* [Work instruction A] List each distinct number that appears in the retail news text.
* [Work instruction B] According to the retail news text, who proposed the 10c a litre milk levy?
* [Work instruction C] Translate this sentence from the retail news text into Spanish: "The proposed 10c levy is fundamentally flawed, it would distort the market and subsidise Coles and Woolworths."

[Opening Extract to read section]

Chemist Warehouse will challenge EBOS

The AFR reported on rumblings amongst the pharmaceutical industry that indicate some EBOS customers are concerned about service levels dropping as it takes on the massive Chemist Warehouse chain as a new customer from next June after it broke ties with Sigma. Pharmacy chain Terry White Chemmart boss says pharmaceutical wholesaler EBOS Group will have to be on the top of its game to service all its customers, including rival Chemist Warehouse, but that its business is good for everyone as the scale will help EBOS deliver efficiency through its supply chain. With approximately 420 stores and 29.2% market share in the sector, despite all the rationalisations Chemist Warehouse will be a real challenge for EBOS.

A milk levy would distort the market

The AFR reported on the disconnect between the retail industry and the Department of Agriculture and Water Resources (DAWR). On Wednesday, DAWR Minister David Littleproud proposed a 10c a litre milk levy, but many retailers fear breaching competition laws if they implement the levy and are anxiously awaiting advice from DAWR. A more holistic solution that involves industry and government is needed to drive meaningful long-term reforms in the sector. The proposed 10c levy is fundamentally flawed, it would distort the market and subsidise Coles and Woolworths.

[Closing Extract to read section]
[Opening Information shown section]

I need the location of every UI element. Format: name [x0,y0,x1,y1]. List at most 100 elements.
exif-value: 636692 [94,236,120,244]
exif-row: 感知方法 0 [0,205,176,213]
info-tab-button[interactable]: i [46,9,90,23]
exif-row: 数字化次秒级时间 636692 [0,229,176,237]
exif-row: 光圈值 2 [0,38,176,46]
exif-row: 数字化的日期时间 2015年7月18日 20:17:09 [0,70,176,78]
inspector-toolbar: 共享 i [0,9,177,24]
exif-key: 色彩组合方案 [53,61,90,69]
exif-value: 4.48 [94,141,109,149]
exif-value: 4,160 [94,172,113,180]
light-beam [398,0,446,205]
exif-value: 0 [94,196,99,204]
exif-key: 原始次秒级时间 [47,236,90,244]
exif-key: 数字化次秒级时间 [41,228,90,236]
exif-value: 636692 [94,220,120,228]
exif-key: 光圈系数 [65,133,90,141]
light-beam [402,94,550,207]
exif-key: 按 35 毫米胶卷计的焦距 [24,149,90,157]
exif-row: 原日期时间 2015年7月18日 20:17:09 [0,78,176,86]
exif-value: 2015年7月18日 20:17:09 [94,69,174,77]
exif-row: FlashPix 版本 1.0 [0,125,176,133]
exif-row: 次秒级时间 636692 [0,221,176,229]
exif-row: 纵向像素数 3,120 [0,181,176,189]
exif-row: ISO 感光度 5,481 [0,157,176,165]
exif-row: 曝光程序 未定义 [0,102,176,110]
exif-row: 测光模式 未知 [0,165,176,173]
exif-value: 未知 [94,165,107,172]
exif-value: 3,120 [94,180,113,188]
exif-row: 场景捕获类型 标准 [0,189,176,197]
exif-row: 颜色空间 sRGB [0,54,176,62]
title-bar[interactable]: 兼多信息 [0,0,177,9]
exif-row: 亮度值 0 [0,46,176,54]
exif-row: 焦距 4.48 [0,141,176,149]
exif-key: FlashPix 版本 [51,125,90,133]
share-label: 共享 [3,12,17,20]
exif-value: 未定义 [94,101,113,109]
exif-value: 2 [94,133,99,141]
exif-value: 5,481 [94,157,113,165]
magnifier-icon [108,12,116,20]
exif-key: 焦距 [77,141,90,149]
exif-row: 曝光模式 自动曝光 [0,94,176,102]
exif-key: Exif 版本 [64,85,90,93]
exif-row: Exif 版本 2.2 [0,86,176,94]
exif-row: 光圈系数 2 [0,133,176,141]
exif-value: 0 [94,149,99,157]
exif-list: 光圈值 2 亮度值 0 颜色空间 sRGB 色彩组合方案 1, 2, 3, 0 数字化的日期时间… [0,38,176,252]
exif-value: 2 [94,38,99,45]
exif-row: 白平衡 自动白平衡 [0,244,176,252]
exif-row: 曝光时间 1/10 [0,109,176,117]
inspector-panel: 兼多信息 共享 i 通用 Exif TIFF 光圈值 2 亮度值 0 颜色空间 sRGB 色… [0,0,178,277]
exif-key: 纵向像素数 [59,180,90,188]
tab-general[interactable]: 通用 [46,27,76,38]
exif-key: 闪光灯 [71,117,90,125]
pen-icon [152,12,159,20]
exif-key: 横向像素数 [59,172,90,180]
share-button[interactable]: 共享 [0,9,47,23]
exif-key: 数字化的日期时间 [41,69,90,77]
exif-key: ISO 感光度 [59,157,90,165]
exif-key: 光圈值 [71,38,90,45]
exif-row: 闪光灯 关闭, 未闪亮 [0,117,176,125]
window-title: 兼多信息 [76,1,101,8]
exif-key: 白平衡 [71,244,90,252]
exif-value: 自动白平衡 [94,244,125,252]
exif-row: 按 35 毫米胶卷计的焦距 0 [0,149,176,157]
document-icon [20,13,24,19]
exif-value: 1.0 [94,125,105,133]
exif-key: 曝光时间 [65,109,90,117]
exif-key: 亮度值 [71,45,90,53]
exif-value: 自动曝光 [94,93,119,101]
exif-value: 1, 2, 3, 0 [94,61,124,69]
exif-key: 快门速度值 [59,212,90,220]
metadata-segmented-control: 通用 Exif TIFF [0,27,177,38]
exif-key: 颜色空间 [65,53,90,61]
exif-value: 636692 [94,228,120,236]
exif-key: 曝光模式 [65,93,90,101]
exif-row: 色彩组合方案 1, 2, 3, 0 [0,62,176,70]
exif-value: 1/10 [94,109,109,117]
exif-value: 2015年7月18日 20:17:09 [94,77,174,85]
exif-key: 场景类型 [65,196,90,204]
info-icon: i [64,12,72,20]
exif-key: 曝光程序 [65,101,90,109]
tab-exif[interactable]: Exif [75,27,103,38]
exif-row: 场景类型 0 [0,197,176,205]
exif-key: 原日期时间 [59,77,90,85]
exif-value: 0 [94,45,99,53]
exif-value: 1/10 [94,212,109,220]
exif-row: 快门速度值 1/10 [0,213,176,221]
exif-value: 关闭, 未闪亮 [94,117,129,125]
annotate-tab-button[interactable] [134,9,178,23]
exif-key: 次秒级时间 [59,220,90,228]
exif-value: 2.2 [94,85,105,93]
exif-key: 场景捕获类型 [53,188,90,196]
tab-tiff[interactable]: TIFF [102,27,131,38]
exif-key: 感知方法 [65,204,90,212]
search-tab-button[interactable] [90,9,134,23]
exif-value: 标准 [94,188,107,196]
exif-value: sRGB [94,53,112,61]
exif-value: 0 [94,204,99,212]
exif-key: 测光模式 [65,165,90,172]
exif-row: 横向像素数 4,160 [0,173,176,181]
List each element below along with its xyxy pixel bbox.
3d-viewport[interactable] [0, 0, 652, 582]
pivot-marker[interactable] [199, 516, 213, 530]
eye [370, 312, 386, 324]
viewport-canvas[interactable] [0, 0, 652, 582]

[Closing Information shown section]

* [Task response A]
420
29.2%
10c

* [Task response B] DAWR Minister David Littleproud proposed it.

* [Task response C] El gravamen de 10c propuesto es fundamentalmente defectuoso; distorsionaría el mercado y subvencionaría a Coles y Woolworths.